— STATED TASK —
In the data that follows, count the lines in which the word "Preview" occurs, and report that figure alone.

— RAW DATA —
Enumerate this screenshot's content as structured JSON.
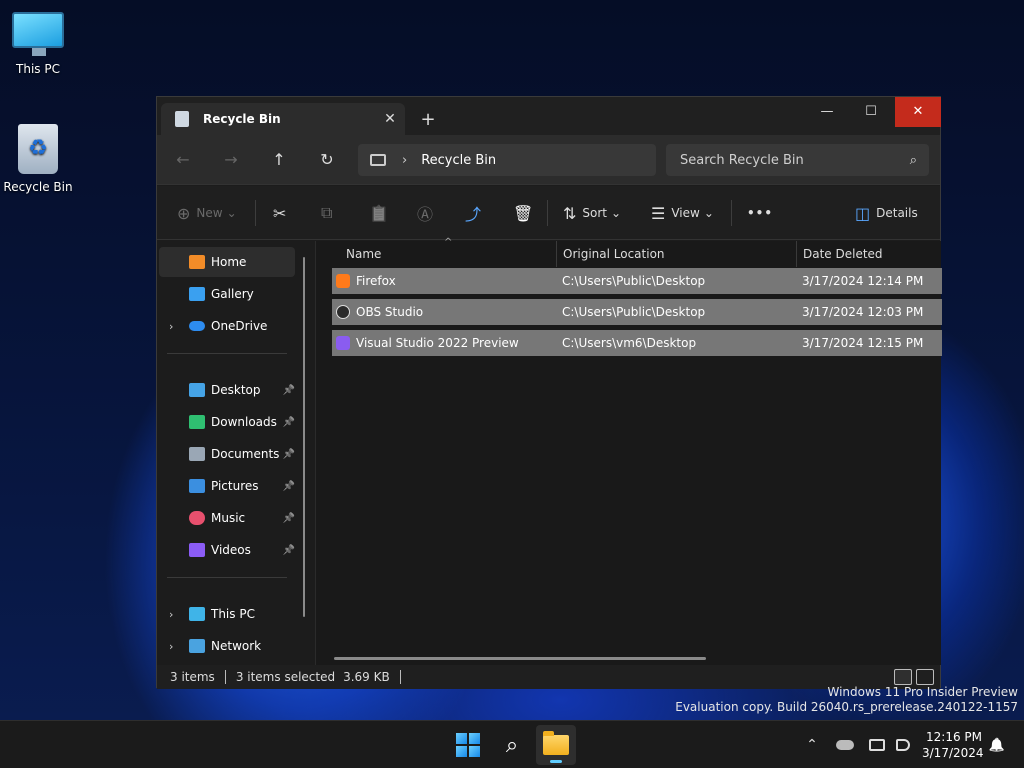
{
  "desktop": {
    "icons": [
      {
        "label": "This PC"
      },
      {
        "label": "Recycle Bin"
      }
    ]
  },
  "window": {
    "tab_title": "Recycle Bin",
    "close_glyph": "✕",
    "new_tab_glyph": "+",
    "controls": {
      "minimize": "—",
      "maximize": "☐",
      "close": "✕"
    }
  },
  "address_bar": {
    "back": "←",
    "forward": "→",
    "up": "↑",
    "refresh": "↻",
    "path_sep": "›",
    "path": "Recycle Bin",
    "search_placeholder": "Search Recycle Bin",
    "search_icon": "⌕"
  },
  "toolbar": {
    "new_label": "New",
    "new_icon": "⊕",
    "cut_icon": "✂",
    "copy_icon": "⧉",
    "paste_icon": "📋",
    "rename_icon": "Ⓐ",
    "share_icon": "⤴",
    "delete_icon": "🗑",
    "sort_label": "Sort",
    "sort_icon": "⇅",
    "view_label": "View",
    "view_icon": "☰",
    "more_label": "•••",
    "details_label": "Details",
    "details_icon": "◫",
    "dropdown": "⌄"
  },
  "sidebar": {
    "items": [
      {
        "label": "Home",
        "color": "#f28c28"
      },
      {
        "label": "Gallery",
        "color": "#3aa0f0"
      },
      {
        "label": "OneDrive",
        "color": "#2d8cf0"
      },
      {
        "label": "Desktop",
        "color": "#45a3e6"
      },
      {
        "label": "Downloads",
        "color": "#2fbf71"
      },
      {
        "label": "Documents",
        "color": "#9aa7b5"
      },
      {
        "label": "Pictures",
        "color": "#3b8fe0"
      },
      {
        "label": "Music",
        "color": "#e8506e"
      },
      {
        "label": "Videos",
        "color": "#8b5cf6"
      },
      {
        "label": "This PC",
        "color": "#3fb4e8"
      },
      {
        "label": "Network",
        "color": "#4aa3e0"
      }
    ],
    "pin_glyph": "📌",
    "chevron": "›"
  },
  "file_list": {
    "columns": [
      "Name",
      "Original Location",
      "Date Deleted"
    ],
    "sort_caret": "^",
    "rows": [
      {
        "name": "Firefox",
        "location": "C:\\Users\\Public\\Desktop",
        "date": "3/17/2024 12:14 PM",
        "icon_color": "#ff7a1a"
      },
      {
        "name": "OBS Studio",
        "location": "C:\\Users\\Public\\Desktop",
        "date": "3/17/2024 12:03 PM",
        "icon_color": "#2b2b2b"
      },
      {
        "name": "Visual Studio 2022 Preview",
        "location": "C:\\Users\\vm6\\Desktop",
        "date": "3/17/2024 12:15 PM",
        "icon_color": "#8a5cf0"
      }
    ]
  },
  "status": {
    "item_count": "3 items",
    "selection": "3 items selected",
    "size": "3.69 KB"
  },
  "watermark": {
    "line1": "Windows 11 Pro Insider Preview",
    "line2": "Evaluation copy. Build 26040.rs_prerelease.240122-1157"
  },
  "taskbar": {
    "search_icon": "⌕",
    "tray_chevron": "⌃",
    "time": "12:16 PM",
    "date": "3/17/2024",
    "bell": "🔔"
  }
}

— WRITTEN RESPONSE —
2